═════ Data to process ═════

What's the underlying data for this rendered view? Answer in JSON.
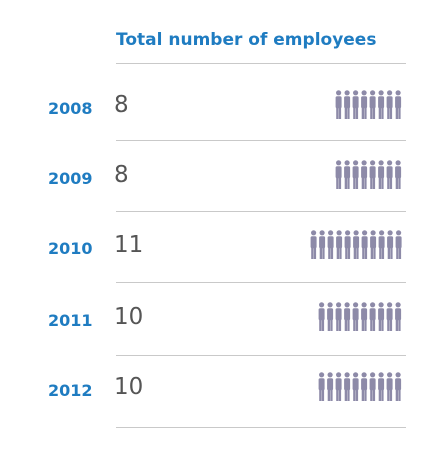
{
  "chart_data": {
    "type": "table",
    "title": "Total number of employees",
    "categories": [
      "2008",
      "2009",
      "2010",
      "2011",
      "2012"
    ],
    "values": [
      8,
      8,
      11,
      10,
      10
    ],
    "icon": "person-icon",
    "icon_color": "#8d8aa8",
    "title_color": "#1f7cc1",
    "year_color": "#1f7cc1",
    "value_color": "#555555",
    "rows": [
      {
        "year": "2008",
        "count": "8"
      },
      {
        "year": "2009",
        "count": "8"
      },
      {
        "year": "2010",
        "count": "11"
      },
      {
        "year": "2011",
        "count": "10"
      },
      {
        "year": "2012",
        "count": "10"
      }
    ]
  }
}
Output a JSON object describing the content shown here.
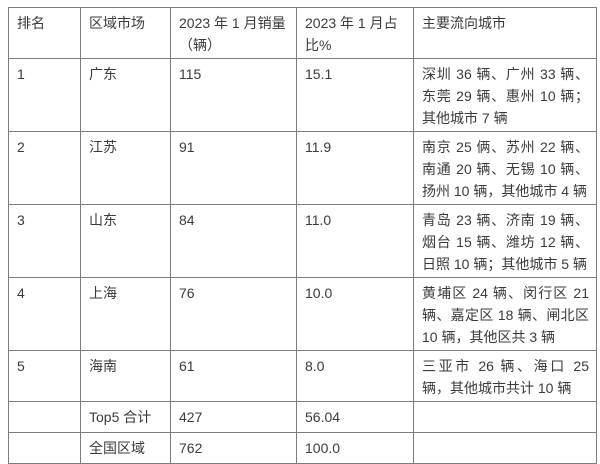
{
  "colors": {
    "border": "#7d7d7d",
    "text": "#3b3b3b",
    "background": "#ffffff"
  },
  "chart_data": {
    "type": "table",
    "columns": [
      "排名",
      "区域市场",
      "2023 年 1 月销量（辆）",
      "2023 年 1 月占比%",
      "主要流向城市"
    ],
    "rows": [
      [
        "1",
        "广东",
        "115",
        "15.1",
        "深圳 36 辆、广州 33 辆、东莞 29 辆、惠州 10 辆；其他城市 7 辆"
      ],
      [
        "2",
        "江苏",
        "91",
        "11.9",
        "南京 25 俩、苏州 22 辆、南通 20 辆、无锡 10 辆、扬州 10 辆，其他城市 4 辆"
      ],
      [
        "3",
        "山东",
        "84",
        "11.0",
        "青岛 23 辆、济南 19 辆、烟台 15 辆、潍坊 12 辆、日照 10 辆；其他城市 5 辆"
      ],
      [
        "4",
        "上海",
        "76",
        "10.0",
        "黄埔区 24 辆、闵行区 21 辆、嘉定区 18 辆、闸北区 10 辆，其他区共 3 辆"
      ],
      [
        "5",
        "海南",
        "61",
        "8.0",
        "三亚市 26 辆、海口 25 辆，其他城市共计 10 辆"
      ],
      [
        "",
        "Top5 合计",
        "427",
        "56.04",
        ""
      ],
      [
        "",
        "全国区域",
        "762",
        "100.0",
        ""
      ]
    ]
  }
}
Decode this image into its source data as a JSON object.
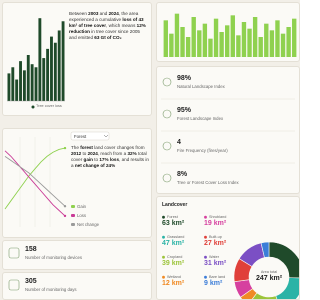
{
  "chart_data": [
    {
      "type": "bar",
      "legend": [
        "Tree cover loss"
      ],
      "color": "#1f4a2a",
      "ylim": [
        0,
        30
      ],
      "values": [
        9,
        11,
        7,
        13,
        10,
        15,
        12,
        11,
        27,
        14,
        17,
        21,
        19,
        23,
        26
      ],
      "paragraph": [
        {
          "text": "Between ",
          "bold": false
        },
        {
          "text": "2003",
          "bold": true
        },
        {
          "text": " and ",
          "bold": false
        },
        {
          "text": "2024",
          "bold": true
        },
        {
          "text": ", the area experienced a cumulative ",
          "bold": false
        },
        {
          "text": "loss of 43 km² of tree cover",
          "bold": true
        },
        {
          "text": ", which means ",
          "bold": false
        },
        {
          "text": "12% reduction",
          "bold": true
        },
        {
          "text": " in tree cover since 2005 and emitted ",
          "bold": false
        },
        {
          "text": "63 Gt of CO₂",
          "bold": true
        }
      ]
    },
    {
      "type": "bar",
      "color": "#8fd14f",
      "ylim": [
        0,
        30
      ],
      "values": [
        22,
        14,
        26,
        18,
        12,
        24,
        16,
        20,
        11,
        23,
        15,
        19,
        25,
        13,
        21,
        17,
        24,
        12,
        20,
        16,
        22,
        14,
        18,
        23
      ]
    },
    {
      "type": "line",
      "dropdown": "Forest",
      "ylim": [
        -25,
        40
      ],
      "categories": [
        null,
        null,
        null,
        null,
        null,
        null,
        null,
        null,
        null,
        null,
        null
      ],
      "series": [
        {
          "name": "Gain",
          "color": "#8fd14f",
          "values": [
            -12,
            -6,
            0,
            6,
            12,
            17,
            22,
            26,
            29,
            31,
            32
          ]
        },
        {
          "name": "Loss",
          "color": "#c93a96",
          "values": [
            30,
            26,
            21,
            16,
            11,
            6,
            1,
            -4,
            -9,
            -13,
            -17
          ]
        },
        {
          "name": "Net change",
          "color": "#9a9a9a",
          "values": [
            26,
            23,
            20,
            17,
            14,
            10,
            6,
            2,
            -2,
            -6,
            -10
          ]
        }
      ],
      "paragraph": [
        {
          "text": "The ",
          "bold": false
        },
        {
          "text": "forest",
          "bold": true
        },
        {
          "text": " land cover changes from ",
          "bold": false
        },
        {
          "text": "2012",
          "bold": true
        },
        {
          "text": " to ",
          "bold": false
        },
        {
          "text": "2024",
          "bold": true
        },
        {
          "text": ", reach from a ",
          "bold": false
        },
        {
          "text": "32%",
          "bold": true
        },
        {
          "text": " total cover ",
          "bold": false
        },
        {
          "text": "gain",
          "bold": true
        },
        {
          "text": " to ",
          "bold": false
        },
        {
          "text": "17% loss",
          "bold": true
        },
        {
          "text": ", and results in a ",
          "bold": false
        },
        {
          "text": "net change of 24%",
          "bold": true
        }
      ]
    },
    {
      "type": "pie",
      "title": "Landcover",
      "center_label": "Area total",
      "center_value_label": "247 km²",
      "categories": [
        "Forest",
        "Grassland",
        "Cropland",
        "Wetland",
        "Shrubland",
        "Built-up",
        "Water",
        "Bare land"
      ],
      "values": [
        63,
        47,
        39,
        12,
        19,
        27,
        31,
        9
      ],
      "value_labels": [
        "63 km²",
        "47 km²",
        "39 km²",
        "12 km²",
        "19 km²",
        "27 km²",
        "31 km²",
        "9 km²"
      ],
      "colors": [
        "#1f4a2a",
        "#2bb3a6",
        "#9cc43a",
        "#f08a24",
        "#d6409f",
        "#e0403a",
        "#7b4fc4",
        "#3b7dd8"
      ]
    }
  ],
  "indices": [
    {
      "value": "98%",
      "label": "Natural Landscape Index"
    },
    {
      "value": "95%",
      "label": "Forest Landscape Index"
    },
    {
      "value": "4",
      "label": "Fire Frequency (fires/year)"
    },
    {
      "value": "8%",
      "label": "Tree or Forest Cover Loss Index"
    }
  ],
  "counters": [
    {
      "value": 158,
      "label": "Number of monitoring devices"
    },
    {
      "value": 305,
      "label": "Number of monitoring days"
    }
  ]
}
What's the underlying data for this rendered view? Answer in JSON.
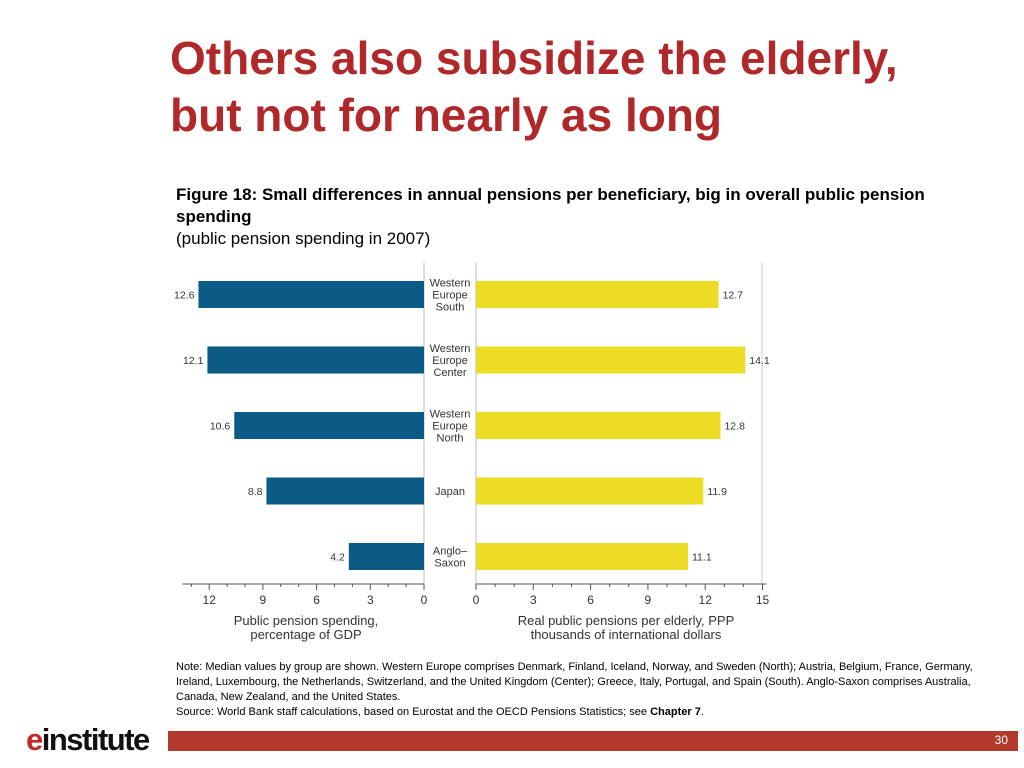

═════

## What the task asks
Omit the images and transcribe all of the records above word for word.

## Complete response
What's the underlying data for this rendered view? Answer in JSON.
{
  "chart_data": {
    "type": "table",
    "title": "Total number of employees",
    "categories": [
      "2008",
      "2009",
      "2010",
      "2011",
      "2012"
    ],
    "values": [
      8,
      8,
      11,
      10,
      10
    ],
    "icon": "person-icon",
    "icon_color": "#8d8aa8",
    "title_color": "#1f7cc1",
    "year_color": "#1f7cc1",
    "value_color": "#555555",
    "rows": [
      {
        "year": "2008",
        "count": "8"
      },
      {
        "year": "2009",
        "count": "8"
      },
      {
        "year": "2010",
        "count": "11"
      },
      {
        "year": "2011",
        "count": "10"
      },
      {
        "year": "2012",
        "count": "10"
      }
    ]
  }
}
Output a JSON object describing the content shown here.
{
  "colors": {
    "border": "#7d7d7d",
    "text": "#3b3b3b",
    "background": "#ffffff"
  },
  "chart_data": {
    "type": "table",
    "columns": [
      "排名",
      "区域市场",
      "2023 年 1 月销量（辆）",
      "2023 年 1 月占比%",
      "主要流向城市"
    ],
    "rows": [
      [
        "1",
        "广东",
        "115",
        "15.1",
        "深圳 36 辆、广州 33 辆、东莞 29 辆、惠州 10 辆；其他城市 7 辆"
      ],
      [
        "2",
        "江苏",
        "91",
        "11.9",
        "南京 25 俩、苏州 22 辆、南通 20 辆、无锡 10 辆、扬州 10 辆，其他城市 4 辆"
      ],
      [
        "3",
        "山东",
        "84",
        "11.0",
        "青岛 23 辆、济南 19 辆、烟台 15 辆、潍坊 12 辆、日照 10 辆；其他城市 5 辆"
      ],
      [
        "4",
        "上海",
        "76",
        "10.0",
        "黄埔区 24 辆、闵行区 21 辆、嘉定区 18 辆、闸北区 10 辆，其他区共 3 辆"
      ],
      [
        "5",
        "海南",
        "61",
        "8.0",
        "三亚市 26 辆、海口 25 辆，其他城市共计 10 辆"
      ],
      [
        "",
        "Top5 合计",
        "427",
        "56.04",
        ""
      ],
      [
        "",
        "全国区域",
        "762",
        "100.0",
        ""
      ]
    ]
  }
}
Decode this image into its source data as a JSON object.
{
  "chart_data": [
    {
      "type": "bar",
      "legend": [
        "Tree cover loss"
      ],
      "color": "#1f4a2a",
      "ylim": [
        0,
        30
      ],
      "values": [
        9,
        11,
        7,
        13,
        10,
        15,
        12,
        11,
        27,
        14,
        17,
        21,
        19,
        23,
        26
      ],
      "paragraph": [
        {
          "text": "Between ",
          "bold": false
        },
        {
          "text": "2003",
          "bold": true
        },
        {
          "text": " and ",
          "bold": false
        },
        {
          "text": "2024",
          "bold": true
        },
        {
          "text": ", the area experienced a cumulative ",
          "bold": false
        },
        {
          "text": "loss of 43 km² of tree cover",
          "bold": true
        },
        {
          "text": ", which means ",
          "bold": false
        },
        {
          "text": "12% reduction",
          "bold": true
        },
        {
          "text": " in tree cover since 2005 and emitted ",
          "bold": false
        },
        {
          "text": "63 Gt of CO₂",
          "bold": true
        }
      ]
    },
    {
      "type": "bar",
      "color": "#8fd14f",
      "ylim": [
        0,
        30
      ],
      "values": [
        22,
        14,
        26,
        18,
        12,
        24,
        16,
        20,
        11,
        23,
        15,
        19,
        25,
        13,
        21,
        17,
        24,
        12,
        20,
        16,
        22,
        14,
        18,
        23
      ]
    },
    {
      "type": "line",
      "dropdown": "Forest",
      "ylim": [
        -25,
        40
      ],
      "categories": [
        null,
        null,
        null,
        null,
        null,
        null,
        null,
        null,
        null,
        null,
        null
      ],
      "series": [
        {
          "name": "Gain",
          "color": "#8fd14f",
          "values": [
            -12,
            -6,
            0,
            6,
            12,
            17,
            22,
            26,
            29,
            31,
            32
          ]
        },
        {
          "name": "Loss",
          "color": "#c93a96",
          "values": [
            30,
            26,
            21,
            16,
            11,
            6,
            1,
            -4,
            -9,
            -13,
            -17
          ]
        },
        {
          "name": "Net change",
          "color": "#9a9a9a",
          "values": [
            26,
            23,
            20,
            17,
            14,
            10,
            6,
            2,
            -2,
            -6,
            -10
          ]
        }
      ],
      "paragraph": [
        {
          "text": "The ",
          "bold": false
        },
        {
          "text": "forest",
          "bold": true
        },
        {
          "text": " land cover changes from ",
          "bold": false
        },
        {
          "text": "2012",
          "bold": true
        },
        {
          "text": " to ",
          "bold": false
        },
        {
          "text": "2024",
          "bold": true
        },
        {
          "text": ", reach from a ",
          "bold": false
        },
        {
          "text": "32%",
          "bold": true
        },
        {
          "text": " total cover ",
          "bold": false
        },
        {
          "text": "gain",
          "bold": true
        },
        {
          "text": " to ",
          "bold": false
        },
        {
          "text": "17% loss",
          "bold": true
        },
        {
          "text": ", and results in a ",
          "bold": false
        },
        {
          "text": "net change of 24%",
          "bold": true
        }
      ]
    },
    {
      "type": "pie",
      "title": "Landcover",
      "center_label": "Area total",
      "center_value_label": "247 km²",
      "categories": [
        "Forest",
        "Grassland",
        "Cropland",
        "Wetland",
        "Shrubland",
        "Built-up",
        "Water",
        "Bare land"
      ],
      "values": [
        63,
        47,
        39,
        12,
        19,
        27,
        31,
        9
      ],
      "value_labels": [
        "63 km²",
        "47 km²",
        "39 km²",
        "12 km²",
        "19 km²",
        "27 km²",
        "31 km²",
        "9 km²"
      ],
      "colors": [
        "#1f4a2a",
        "#2bb3a6",
        "#9cc43a",
        "#f08a24",
        "#d6409f",
        "#e0403a",
        "#7b4fc4",
        "#3b7dd8"
      ]
    }
  ],
  "indices": [
    {
      "value": "98%",
      "label": "Natural Landscape Index"
    },
    {
      "value": "95%",
      "label": "Forest Landscape Index"
    },
    {
      "value": "4",
      "label": "Fire Frequency (fires/year)"
    },
    {
      "value": "8%",
      "label": "Tree or Forest Cover Loss Index"
    }
  ],
  "counters": [
    {
      "value": 158,
      "label": "Number of monitoring devices"
    },
    {
      "value": 305,
      "label": "Number of monitoring days"
    }
  ]
}
What's the underlying data for this rendered view? Answer in JSON.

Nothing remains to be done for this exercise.